● **WHAT THE EXERCISE ASKS**: Locate all lines with the word "论持久战" and copy them out.

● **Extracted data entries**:
----------

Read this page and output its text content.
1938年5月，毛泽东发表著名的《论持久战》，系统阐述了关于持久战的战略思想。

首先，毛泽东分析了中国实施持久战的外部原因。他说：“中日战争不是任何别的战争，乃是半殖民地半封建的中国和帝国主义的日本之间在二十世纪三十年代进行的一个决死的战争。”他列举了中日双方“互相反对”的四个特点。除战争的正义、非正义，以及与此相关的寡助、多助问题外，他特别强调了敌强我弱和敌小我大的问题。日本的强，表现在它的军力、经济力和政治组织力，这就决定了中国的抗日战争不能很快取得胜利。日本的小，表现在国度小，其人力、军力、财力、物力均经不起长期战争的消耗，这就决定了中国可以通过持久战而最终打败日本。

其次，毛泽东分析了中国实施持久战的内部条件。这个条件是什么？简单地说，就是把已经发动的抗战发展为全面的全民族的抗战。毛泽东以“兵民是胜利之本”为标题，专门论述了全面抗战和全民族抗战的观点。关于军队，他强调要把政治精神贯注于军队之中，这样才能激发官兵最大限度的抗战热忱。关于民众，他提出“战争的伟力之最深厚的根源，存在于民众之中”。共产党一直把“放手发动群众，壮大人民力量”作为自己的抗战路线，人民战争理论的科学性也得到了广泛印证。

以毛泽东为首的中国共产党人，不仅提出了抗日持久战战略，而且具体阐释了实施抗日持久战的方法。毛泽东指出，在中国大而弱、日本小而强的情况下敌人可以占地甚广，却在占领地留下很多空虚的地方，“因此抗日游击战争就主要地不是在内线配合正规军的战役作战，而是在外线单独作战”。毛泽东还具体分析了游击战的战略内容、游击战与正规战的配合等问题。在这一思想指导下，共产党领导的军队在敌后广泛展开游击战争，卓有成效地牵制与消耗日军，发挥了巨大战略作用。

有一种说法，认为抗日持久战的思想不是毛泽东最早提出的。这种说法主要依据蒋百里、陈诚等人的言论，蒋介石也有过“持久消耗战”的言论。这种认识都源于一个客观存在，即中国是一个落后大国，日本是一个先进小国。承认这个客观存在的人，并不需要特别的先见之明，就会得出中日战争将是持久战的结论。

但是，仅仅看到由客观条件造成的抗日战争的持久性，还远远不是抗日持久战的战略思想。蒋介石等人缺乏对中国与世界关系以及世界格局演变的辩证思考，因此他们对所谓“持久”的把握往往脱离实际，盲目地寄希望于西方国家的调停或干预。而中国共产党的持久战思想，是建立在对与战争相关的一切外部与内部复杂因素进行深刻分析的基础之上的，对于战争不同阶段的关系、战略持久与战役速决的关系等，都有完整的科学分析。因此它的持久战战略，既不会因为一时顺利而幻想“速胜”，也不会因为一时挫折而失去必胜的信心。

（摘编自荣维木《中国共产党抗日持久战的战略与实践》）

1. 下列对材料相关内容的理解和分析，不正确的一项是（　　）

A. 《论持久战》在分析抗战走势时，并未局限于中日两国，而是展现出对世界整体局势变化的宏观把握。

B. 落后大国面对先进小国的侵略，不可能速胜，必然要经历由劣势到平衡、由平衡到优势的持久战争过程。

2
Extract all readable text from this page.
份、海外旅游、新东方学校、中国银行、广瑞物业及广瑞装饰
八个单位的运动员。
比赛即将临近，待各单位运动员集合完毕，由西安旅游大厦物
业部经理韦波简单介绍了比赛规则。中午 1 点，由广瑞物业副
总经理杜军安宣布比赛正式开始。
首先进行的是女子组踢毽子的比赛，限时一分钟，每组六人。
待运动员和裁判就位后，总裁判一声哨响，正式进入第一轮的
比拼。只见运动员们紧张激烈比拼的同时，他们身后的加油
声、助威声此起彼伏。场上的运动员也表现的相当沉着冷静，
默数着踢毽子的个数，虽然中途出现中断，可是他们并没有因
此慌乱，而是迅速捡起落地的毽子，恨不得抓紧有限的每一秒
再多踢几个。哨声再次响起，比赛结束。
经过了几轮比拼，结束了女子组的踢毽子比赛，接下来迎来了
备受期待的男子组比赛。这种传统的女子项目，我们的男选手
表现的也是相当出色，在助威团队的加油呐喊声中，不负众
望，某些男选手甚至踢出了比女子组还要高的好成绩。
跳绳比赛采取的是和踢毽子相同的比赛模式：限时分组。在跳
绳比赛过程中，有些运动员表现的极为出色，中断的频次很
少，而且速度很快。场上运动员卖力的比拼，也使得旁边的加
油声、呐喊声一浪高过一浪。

----------

● **RESULT OF THE TASK**:
1938年5月，毛泽东发表著名的《论持久战》，系统阐述了关于持久战的战略思想。
A. 《论持久战》在分析抗战走势时，并未局限于中日两国，而是展现出对世界整体局势变化的宏观把握。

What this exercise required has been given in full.